▶ Instruction:
Tally the lines that include "продналога". Output the number only.
☆ ☆ ☆ ☆ ☆
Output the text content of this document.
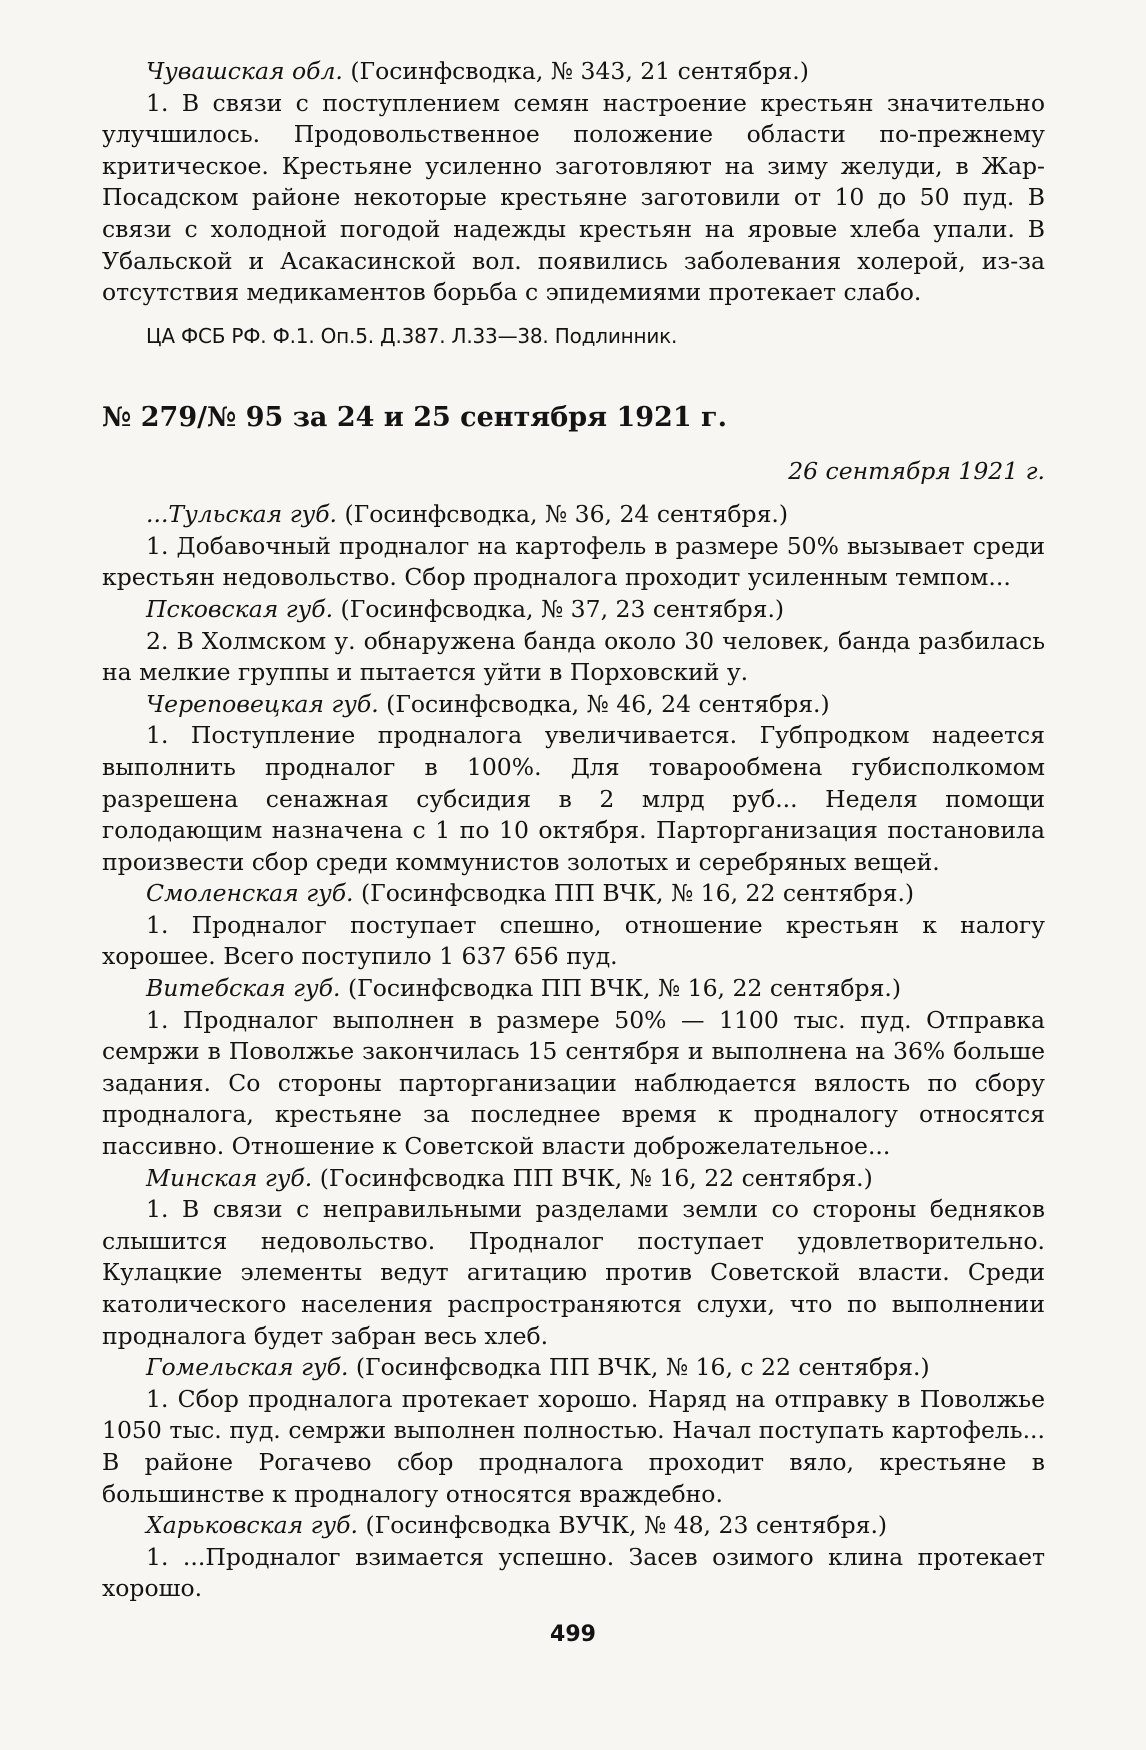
Чувашская обл. (Госинфсводка, № 343, 21 сентября.)

1. В связи с поступлением семян настроение крестьян значительно улучшилось. Продовольственное положение области по-прежнему критическое. Крестьяне усиленно заготовляют на зиму желуди, в Жар-Посадском районе некоторые крестьяне заготовили от 10 до 50 пуд. В связи с холодной погодой надежды крестьян на яровые хлеба упали. В Убальской и Асакасинской вол. появились заболевания холерой, из-за отсутствия медикаментов борьба с эпидемиями протекает слабо.

ЦА ФСБ РФ. Ф.1. Оп.5. Д.387. Л.33—38. Подлинник.

№ 279/№ 95 за 24 и 25 сентября 1921 г.

26 сентября 1921 г.

...Тульская губ. (Госинфсводка, № 36, 24 сентября.)

1. Добавочный продналог на картофель в размере 50% вызывает среди крестьян недовольство. Сбор продналога проходит усиленным темпом...

Псковская губ. (Госинфсводка, № 37, 23 сентября.)

2. В Холмском у. обнаружена банда около 30 человек, банда разбилась на мелкие группы и пытается уйти в Порховский у.

Череповецкая губ. (Госинфсводка, № 46, 24 сентября.)

1. Поступление продналога увеличивается. Губпродком надеется выполнить продналог в 100%. Для товарообмена губисполкомом разрешена сенажная субсидия в 2 млрд руб... Неделя помощи голодающим назначена с 1 по 10 октября. Парторганизация постановила произвести сбор среди коммунистов золотых и серебряных вещей.

Смоленская губ. (Госинфсводка ПП ВЧК, № 16, 22 сентября.)

1. Продналог поступает спешно, отношение крестьян к налогу хорошее. Всего поступило 1 637 656 пуд.

Витебская губ. (Госинфсводка ПП ВЧК, № 16, 22 сентября.)

1. Продналог выполнен в размере 50% — 1100 тыс. пуд. Отправка семржи в Поволжье закончилась 15 сентября и выполнена на 36% больше задания. Со стороны парторганизации наблюдается вялость по сбору продналога, крестьяне за последнее время к продналогу относятся пассивно. Отношение к Советской власти доброжелательное...

Минская губ. (Госинфсводка ПП ВЧК, № 16, 22 сентября.)

1. В связи с неправильными разделами земли со стороны бедняков слышится недовольство. Продналог поступает удовлетворительно. Кулацкие элементы ведут агитацию против Советской власти. Среди католического населения распространяются слухи, что по выполнении продналога будет забран весь хлеб.

Гомельская губ. (Госинфсводка ПП ВЧК, № 16, с 22 сентября.)

1. Сбор продналога протекает хорошо. Наряд на отправку в Поволжье 1050 тыс. пуд. семржи выполнен полностью. Начал поступать картофель... В районе Рогачево сбор продналога проходит вяло, крестьяне в большинстве к продналогу относятся враждебно.

Харьковская губ. (Госинфсводка ВУЧК, № 48, 23 сентября.)

1. ...Продналог взимается успешно. Засев озимого клина протекает хорошо.

499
☆ ☆ ☆ ☆ ☆
▶ Solution to this exercise:
5